> DESCRIPTION OF THE TASK:
Print the stretch of the listing from the line containing "208, 45, 232]" through the line containing "backup-instructions: • Photos", reproducing each line verbatim.

> SUPPLIED MATERIAL:
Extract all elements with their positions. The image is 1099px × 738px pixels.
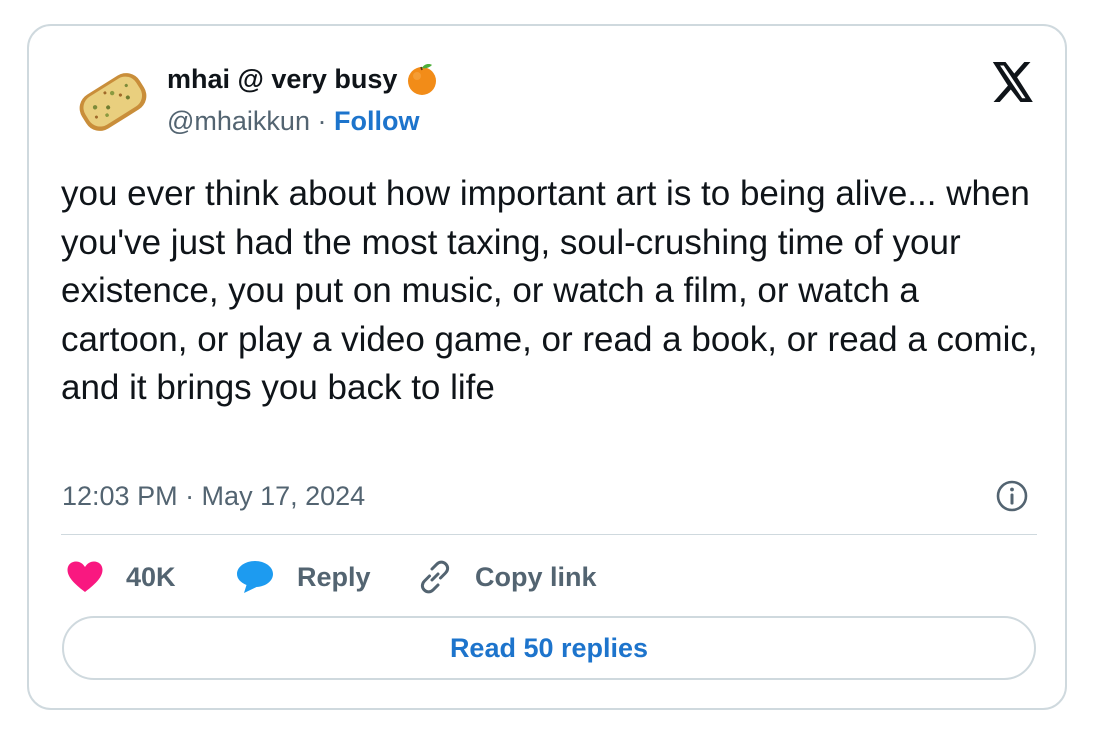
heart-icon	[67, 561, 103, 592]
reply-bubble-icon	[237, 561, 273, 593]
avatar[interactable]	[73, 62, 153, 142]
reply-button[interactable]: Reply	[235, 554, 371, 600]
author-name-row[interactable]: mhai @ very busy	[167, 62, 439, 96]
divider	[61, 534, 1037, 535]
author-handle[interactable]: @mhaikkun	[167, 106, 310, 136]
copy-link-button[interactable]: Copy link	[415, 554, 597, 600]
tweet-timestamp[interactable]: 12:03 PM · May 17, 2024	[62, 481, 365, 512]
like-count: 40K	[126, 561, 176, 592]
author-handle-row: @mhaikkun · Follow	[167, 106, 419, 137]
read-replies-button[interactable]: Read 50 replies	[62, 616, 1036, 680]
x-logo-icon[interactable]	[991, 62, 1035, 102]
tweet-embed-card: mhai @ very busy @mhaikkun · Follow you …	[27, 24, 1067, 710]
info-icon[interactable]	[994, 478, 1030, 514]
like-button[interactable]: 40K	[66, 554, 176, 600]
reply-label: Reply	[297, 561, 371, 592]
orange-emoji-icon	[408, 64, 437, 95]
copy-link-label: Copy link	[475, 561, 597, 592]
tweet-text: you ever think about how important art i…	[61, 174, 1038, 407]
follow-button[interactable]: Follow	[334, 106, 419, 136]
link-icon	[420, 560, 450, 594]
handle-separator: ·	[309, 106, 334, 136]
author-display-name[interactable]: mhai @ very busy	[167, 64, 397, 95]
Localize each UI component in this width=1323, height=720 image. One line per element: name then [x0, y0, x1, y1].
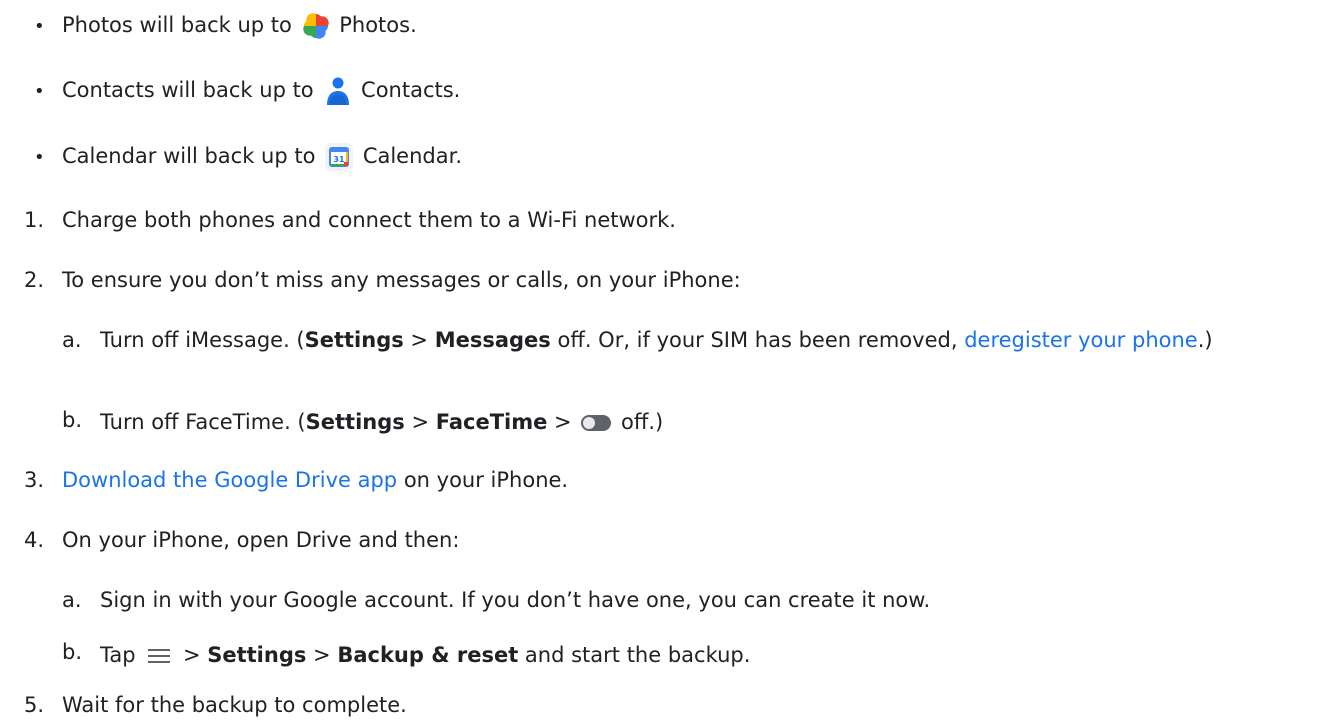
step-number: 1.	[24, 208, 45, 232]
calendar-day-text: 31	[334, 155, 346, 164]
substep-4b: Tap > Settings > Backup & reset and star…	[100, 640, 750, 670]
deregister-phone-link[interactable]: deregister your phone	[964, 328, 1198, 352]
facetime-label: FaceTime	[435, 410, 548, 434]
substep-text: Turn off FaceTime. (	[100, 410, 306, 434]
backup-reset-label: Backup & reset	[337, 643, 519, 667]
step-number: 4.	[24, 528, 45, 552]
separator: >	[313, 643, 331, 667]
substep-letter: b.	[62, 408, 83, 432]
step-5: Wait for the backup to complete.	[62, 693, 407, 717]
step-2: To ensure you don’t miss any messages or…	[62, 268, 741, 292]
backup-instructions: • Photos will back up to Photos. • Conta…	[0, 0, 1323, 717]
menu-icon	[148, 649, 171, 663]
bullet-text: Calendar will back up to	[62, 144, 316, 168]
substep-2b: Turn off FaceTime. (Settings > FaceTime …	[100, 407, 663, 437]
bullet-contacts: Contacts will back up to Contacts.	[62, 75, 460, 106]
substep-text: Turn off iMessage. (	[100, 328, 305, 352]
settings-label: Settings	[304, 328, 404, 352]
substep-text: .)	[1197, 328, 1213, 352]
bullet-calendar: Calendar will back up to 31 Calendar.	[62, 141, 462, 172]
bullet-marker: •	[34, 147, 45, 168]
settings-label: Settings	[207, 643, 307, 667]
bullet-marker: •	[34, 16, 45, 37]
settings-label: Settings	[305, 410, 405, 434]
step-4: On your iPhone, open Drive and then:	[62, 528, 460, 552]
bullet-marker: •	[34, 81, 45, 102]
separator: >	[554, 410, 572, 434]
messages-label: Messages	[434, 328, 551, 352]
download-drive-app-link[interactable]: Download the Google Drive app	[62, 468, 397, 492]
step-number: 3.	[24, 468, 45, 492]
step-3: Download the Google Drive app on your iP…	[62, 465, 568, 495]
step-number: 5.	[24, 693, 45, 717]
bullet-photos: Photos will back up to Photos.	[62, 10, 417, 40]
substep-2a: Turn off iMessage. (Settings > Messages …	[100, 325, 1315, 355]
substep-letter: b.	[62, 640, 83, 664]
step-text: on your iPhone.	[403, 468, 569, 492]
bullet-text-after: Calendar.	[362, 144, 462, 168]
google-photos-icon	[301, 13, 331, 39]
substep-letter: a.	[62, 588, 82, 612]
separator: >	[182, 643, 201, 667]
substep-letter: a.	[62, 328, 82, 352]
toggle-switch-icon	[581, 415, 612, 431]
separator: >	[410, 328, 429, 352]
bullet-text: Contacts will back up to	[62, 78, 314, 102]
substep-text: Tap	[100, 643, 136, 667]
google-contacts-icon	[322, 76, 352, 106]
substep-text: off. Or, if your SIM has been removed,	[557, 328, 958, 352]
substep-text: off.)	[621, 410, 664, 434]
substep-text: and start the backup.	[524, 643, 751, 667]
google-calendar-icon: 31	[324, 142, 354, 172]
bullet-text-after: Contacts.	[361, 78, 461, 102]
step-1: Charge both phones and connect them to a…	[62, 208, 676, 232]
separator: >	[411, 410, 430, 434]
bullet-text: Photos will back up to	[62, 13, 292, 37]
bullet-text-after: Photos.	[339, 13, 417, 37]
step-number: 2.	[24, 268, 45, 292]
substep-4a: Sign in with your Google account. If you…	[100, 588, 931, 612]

> RESPONSE TO THIS TASK:
step-number: 1.	[24, 208, 45, 232]
calendar-day-text: 31	[334, 155, 346, 164]
substep-4b: Tap > Settings > Backup & reset and star…	[100, 640, 750, 670]
deregister-phone-link[interactable]: deregister your phone	[964, 328, 1198, 352]
facetime-label: FaceTime	[435, 410, 548, 434]
substep-text: Turn off FaceTime. (	[100, 410, 306, 434]
backup-reset-label: Backup & reset	[337, 643, 519, 667]
step-number: 4.	[24, 528, 45, 552]
separator: >	[313, 643, 331, 667]
substep-letter: b.	[62, 408, 83, 432]
step-5: Wait for the backup to complete.	[62, 693, 407, 717]
step-2: To ensure you don’t miss any messages or…	[62, 268, 741, 292]
backup-instructions: • Photos will back up to Photos. • Conta…	[0, 0, 1323, 717]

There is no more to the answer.